_WHAT IS EXPECTED_
Where a line holds the word "tzatziki", copy that line.

-- Start INFORMATION GIVEN --

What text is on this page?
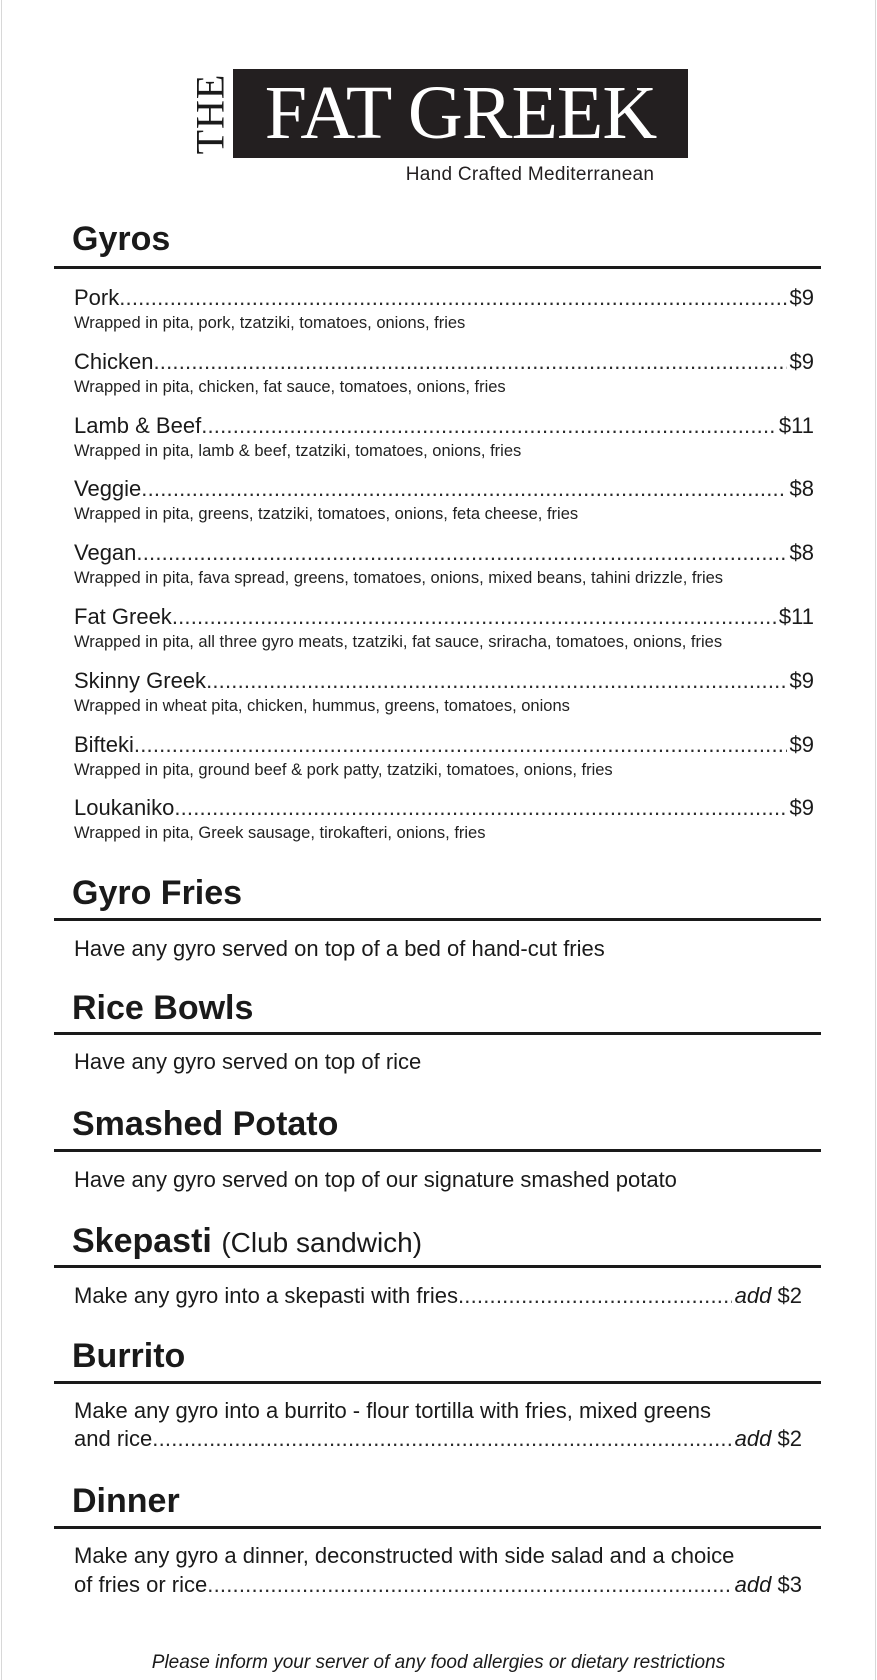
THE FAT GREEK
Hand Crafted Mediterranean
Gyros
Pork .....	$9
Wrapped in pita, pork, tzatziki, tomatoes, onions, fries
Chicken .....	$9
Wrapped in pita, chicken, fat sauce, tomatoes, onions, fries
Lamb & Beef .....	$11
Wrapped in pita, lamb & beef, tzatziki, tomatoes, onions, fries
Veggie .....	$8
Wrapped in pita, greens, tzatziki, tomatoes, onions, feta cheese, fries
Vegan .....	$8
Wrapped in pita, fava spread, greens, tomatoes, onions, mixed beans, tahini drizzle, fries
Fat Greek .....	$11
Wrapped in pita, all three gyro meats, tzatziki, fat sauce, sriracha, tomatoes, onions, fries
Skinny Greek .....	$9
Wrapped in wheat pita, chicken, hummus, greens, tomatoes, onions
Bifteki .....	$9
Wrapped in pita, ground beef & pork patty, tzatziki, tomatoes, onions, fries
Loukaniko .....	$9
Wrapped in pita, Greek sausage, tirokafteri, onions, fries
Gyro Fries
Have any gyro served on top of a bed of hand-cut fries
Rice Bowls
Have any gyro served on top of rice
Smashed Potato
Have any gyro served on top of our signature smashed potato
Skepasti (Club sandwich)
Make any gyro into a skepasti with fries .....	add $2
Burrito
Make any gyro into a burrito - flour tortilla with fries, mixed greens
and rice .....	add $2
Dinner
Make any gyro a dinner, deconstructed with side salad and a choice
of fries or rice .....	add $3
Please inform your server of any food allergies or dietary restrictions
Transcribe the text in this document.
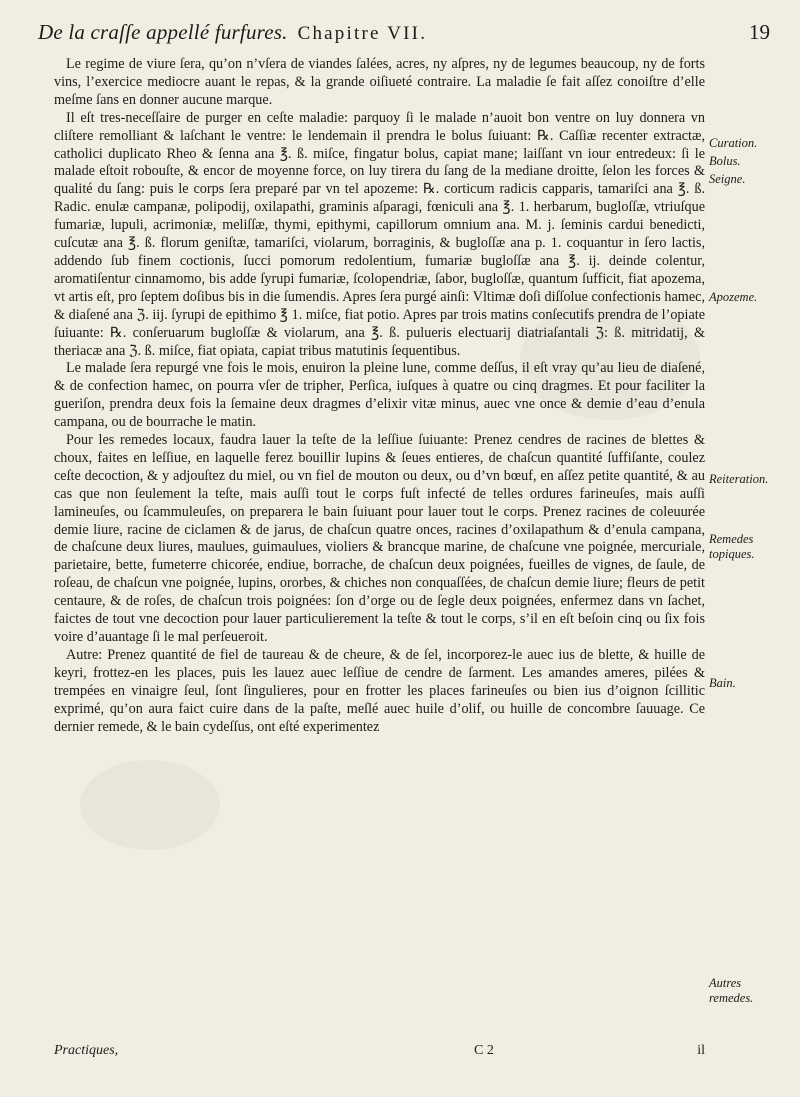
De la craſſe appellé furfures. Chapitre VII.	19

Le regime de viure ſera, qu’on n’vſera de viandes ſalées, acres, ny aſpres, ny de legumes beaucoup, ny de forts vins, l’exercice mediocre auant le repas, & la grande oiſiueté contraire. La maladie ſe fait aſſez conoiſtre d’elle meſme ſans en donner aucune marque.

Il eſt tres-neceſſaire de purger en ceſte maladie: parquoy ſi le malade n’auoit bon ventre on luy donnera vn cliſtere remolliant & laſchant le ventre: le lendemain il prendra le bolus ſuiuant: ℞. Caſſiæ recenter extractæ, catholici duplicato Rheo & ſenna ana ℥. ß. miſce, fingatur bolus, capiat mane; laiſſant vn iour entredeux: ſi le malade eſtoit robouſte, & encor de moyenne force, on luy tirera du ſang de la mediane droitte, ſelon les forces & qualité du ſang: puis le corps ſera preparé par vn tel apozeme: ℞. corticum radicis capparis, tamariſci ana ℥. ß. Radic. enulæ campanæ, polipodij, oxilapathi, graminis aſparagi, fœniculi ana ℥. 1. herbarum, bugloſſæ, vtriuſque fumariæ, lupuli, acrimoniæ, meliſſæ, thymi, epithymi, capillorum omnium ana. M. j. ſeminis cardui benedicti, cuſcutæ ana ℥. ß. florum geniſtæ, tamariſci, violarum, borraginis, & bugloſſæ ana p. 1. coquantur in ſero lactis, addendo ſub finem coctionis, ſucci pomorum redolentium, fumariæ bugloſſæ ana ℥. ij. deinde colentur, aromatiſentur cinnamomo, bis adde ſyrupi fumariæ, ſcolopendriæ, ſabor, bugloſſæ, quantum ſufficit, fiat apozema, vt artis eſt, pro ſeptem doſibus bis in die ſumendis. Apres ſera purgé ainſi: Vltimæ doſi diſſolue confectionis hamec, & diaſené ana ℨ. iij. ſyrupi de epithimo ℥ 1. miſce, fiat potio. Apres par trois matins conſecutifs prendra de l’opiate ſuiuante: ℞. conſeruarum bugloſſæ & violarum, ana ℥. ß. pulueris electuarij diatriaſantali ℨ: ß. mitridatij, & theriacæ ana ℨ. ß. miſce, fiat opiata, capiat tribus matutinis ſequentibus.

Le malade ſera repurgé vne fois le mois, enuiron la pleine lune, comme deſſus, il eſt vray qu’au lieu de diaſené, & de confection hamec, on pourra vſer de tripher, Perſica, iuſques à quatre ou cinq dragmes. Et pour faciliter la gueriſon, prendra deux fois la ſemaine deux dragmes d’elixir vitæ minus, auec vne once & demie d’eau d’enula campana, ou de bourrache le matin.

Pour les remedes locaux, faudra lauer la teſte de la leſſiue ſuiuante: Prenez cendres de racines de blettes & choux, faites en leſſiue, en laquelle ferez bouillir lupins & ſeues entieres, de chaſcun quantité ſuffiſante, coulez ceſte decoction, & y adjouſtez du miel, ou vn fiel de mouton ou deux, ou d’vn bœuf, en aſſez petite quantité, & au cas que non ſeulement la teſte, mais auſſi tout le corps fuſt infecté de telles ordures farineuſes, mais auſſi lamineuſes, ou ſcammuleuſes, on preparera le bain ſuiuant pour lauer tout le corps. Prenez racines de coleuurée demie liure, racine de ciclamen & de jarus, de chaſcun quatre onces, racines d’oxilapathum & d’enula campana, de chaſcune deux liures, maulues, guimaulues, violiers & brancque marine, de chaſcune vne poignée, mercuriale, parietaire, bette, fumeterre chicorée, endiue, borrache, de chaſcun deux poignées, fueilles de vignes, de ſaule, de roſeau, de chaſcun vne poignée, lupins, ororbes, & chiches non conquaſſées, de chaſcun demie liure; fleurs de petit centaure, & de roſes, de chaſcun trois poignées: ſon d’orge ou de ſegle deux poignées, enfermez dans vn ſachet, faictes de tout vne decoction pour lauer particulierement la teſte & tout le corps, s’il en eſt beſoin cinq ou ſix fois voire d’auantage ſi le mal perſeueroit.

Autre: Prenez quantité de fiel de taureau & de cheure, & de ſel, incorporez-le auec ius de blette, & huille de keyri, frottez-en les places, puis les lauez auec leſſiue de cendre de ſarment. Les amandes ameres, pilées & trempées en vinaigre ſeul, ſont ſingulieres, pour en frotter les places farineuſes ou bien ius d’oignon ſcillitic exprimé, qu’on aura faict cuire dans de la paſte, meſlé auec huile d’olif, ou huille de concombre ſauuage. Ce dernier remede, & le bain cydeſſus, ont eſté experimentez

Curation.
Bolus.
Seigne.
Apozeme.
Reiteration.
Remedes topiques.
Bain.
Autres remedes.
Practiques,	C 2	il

-- End INFORMATION GIVEN --
-- Start INFORMATION GIVEN --

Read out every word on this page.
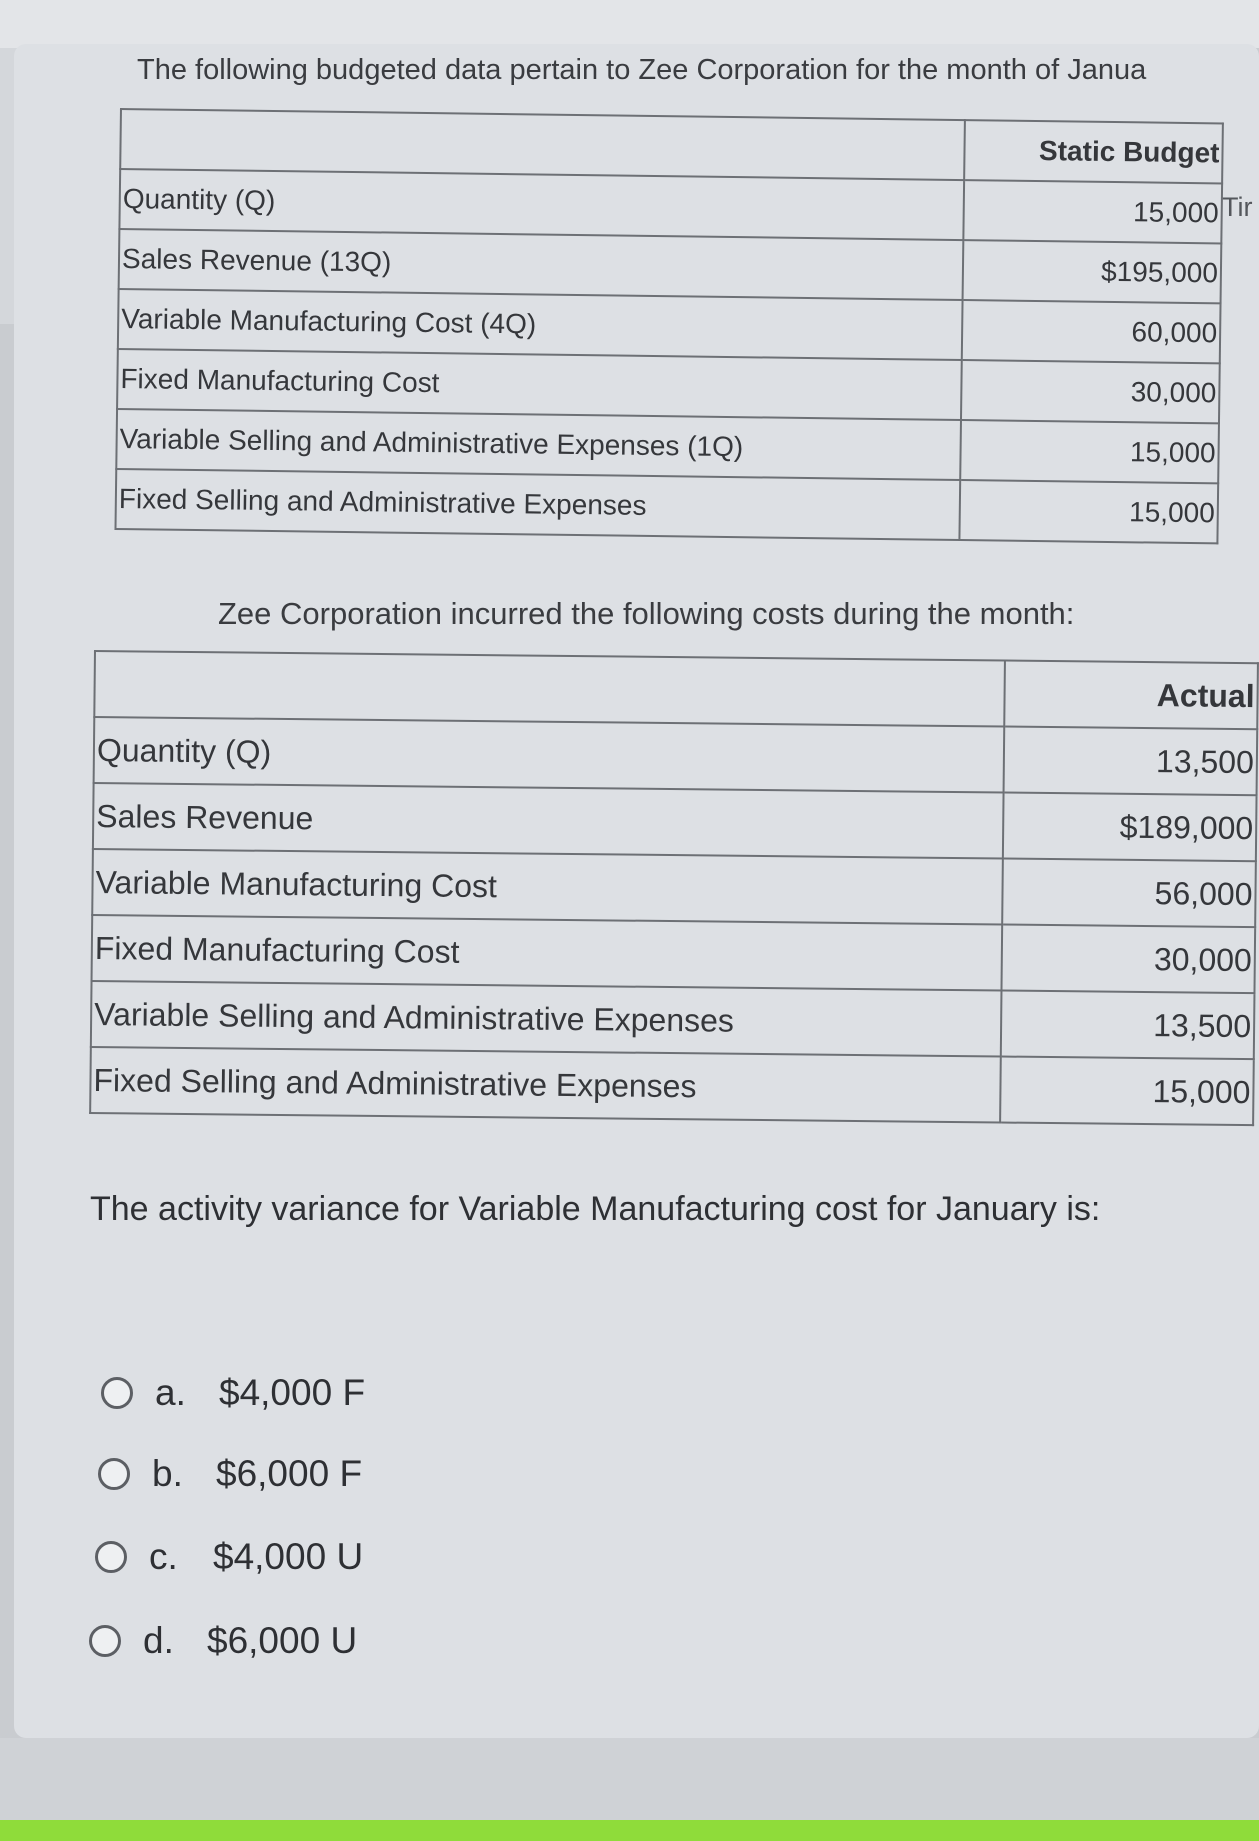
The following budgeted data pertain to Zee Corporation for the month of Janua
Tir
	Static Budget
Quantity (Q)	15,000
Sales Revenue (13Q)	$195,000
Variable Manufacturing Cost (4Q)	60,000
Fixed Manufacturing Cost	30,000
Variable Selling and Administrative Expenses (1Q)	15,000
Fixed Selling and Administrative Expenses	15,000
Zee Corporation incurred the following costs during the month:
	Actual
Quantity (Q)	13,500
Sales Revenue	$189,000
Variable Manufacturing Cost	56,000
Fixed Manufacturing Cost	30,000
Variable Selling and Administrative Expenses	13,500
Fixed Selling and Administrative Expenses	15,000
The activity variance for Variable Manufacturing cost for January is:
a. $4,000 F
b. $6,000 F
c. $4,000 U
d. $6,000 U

-- End INFORMATION GIVEN --

_RESULT_
Wrapped in pita, pork, tzatziki, tomatoes, onions, fries
Wrapped in pita, lamb & beef, tzatziki, tomatoes, onions, fries
Wrapped in pita, greens, tzatziki, tomatoes, onions, feta cheese, fries
Wrapped in pita, all three gyro meats, tzatziki, fat sauce, sriracha, tomatoes, onions, fries
Wrapped in pita, ground beef & pork patty, tzatziki, tomatoes, onions, fries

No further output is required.